Instructions to follow: Locate every line in the records below that holds the word "kepada" and return each one.

Dataset entries
____
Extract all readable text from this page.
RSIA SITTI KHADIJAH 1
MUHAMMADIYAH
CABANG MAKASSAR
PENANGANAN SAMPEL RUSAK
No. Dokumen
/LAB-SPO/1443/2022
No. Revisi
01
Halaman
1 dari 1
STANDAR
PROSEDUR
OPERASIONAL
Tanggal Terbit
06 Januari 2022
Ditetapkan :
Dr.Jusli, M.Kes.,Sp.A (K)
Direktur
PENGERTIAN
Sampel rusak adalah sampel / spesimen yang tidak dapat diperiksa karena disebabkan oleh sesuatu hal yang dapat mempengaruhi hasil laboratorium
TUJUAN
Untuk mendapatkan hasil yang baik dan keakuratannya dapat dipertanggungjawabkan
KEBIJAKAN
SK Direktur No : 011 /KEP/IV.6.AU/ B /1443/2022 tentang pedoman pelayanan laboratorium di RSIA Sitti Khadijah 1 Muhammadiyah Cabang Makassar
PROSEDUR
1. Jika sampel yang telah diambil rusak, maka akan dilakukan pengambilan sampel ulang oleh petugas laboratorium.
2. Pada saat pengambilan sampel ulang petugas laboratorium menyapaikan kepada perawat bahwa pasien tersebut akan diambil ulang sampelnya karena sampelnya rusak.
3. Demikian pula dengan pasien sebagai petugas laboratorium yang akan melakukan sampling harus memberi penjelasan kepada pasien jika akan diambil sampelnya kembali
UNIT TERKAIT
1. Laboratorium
____
Worked solution:
2. Pada saat pengambilan sampel ulang petugas laboratorium menyapaikan kepada perawat bahwa pasien tersebut akan diambil ulang sampelnya karena sampelnya rusak.
3. Demikian pula dengan pasien sebagai petugas laboratorium yang akan melakukan sampling harus memberi penjelasan kepada pasien jika akan diambil sampelnya kembali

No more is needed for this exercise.